**REQUESTS:**
**a)** Answer these questions from the forum excerpt:
(i) According to the excerpt, what is the FAQ for posting?
(ii) What springs were used for the lift on the M1008?
(iii) Which models did the writer believe were the only ones with the limited slip diff in the D60 front axle?
**b)** In the forum excerpt, replace "info" with "details" in the passage that begins at the words "Its more convenient" and ends after "for the info!", then give that passage again.

**TEXT EXTRACT:**
====

Its more convenient to look up info in one thread with a bunch of posts ( all with relating material ) than it is to search through countless threads, with countless post. :idea:

By the way thanks for the info!

Because we have a search function and most all of these questions are answered in specific existing threads... This FAQ is for posting ANSWERS to Frequently Asked Questions. It's turning into a mess of information that is impossible to navigate. Thus producing nothing useful.
 
I just had a nice surprise from my favorite M1008. I thought only the M1028 and M1031 came with the limited slip diff in the D60 front axle, but when I started the latest mod on my M1008, which is a lift using 52" M1009 rear springs in the front, I found out different. While I am sure there are many of you out there who already know this, I just figured I would type away a little because of the nice-find endorphins currently pulsing through my veins. I had already removed and rebuilt a D60F from my one and only M1031, which is a donor-mobile, thinking I would be doing much better with all wheel drive on the 1008.

====

**DATA LINES:**

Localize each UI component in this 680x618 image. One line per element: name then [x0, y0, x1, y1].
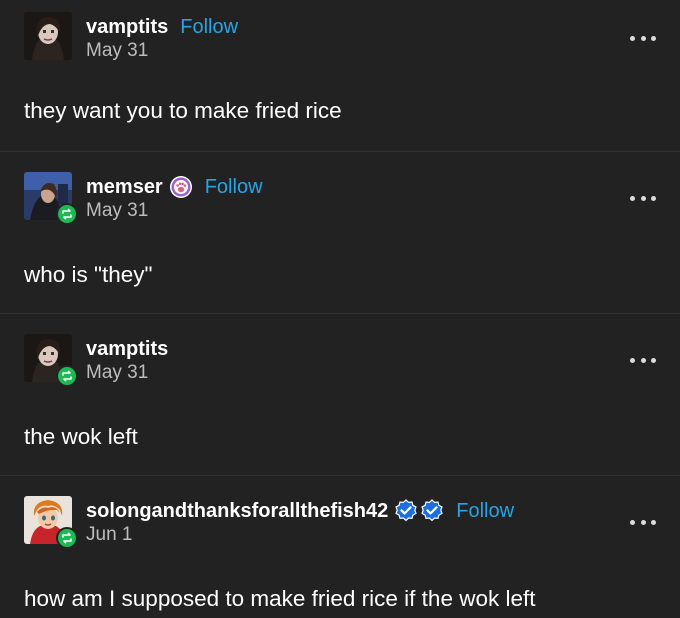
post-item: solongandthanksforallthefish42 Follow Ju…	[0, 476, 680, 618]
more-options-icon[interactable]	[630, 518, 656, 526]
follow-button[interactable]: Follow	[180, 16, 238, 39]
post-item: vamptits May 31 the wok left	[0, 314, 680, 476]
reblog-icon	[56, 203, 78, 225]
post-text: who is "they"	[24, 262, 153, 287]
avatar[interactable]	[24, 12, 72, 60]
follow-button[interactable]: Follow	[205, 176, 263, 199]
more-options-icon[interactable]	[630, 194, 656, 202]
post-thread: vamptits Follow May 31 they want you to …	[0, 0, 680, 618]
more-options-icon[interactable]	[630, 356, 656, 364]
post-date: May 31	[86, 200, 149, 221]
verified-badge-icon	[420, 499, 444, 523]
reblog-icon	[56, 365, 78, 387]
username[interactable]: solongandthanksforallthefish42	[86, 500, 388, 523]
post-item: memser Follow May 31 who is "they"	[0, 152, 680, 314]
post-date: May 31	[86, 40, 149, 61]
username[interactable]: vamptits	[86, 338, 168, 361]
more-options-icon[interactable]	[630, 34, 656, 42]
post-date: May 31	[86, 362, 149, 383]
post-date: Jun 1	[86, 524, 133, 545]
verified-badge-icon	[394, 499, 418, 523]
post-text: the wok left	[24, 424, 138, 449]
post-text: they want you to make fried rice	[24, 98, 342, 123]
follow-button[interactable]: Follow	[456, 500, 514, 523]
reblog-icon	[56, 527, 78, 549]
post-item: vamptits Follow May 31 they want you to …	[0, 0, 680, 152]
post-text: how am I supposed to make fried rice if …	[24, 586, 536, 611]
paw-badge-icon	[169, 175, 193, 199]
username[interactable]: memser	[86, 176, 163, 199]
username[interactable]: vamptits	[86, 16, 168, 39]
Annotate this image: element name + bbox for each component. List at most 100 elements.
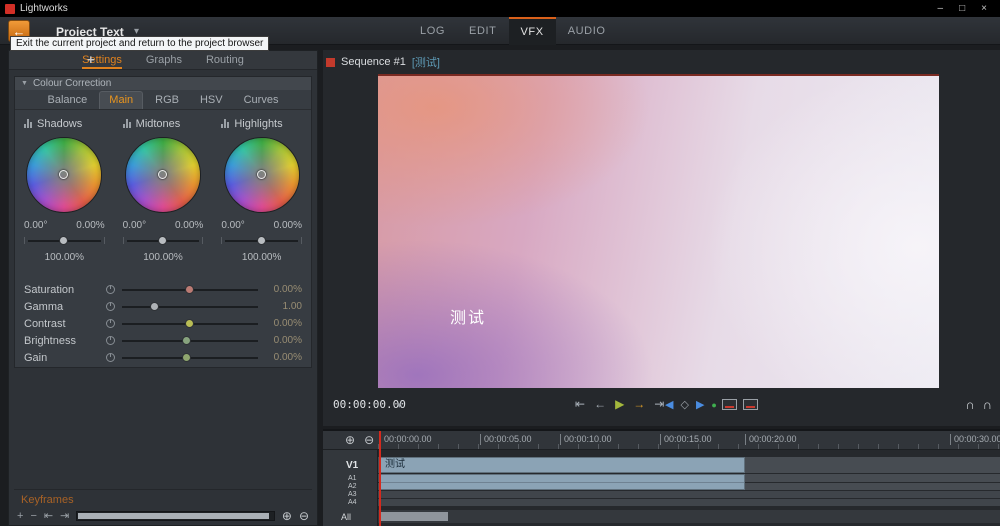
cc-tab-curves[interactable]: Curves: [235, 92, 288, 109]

====

**SOLUTIONS PER TASK:**
**a)**
(i) Answers to Frequently Asked Questions.
(ii) 52" M1009 rear springs, used in the front.
(iii) The M1028 and the M1031.

**b)**
Its more convenient to look up details in one thread with a bunch of posts ( all with relating material ) than it is to search through countless threads, with countless post. :idea:

By the way thanks for the details!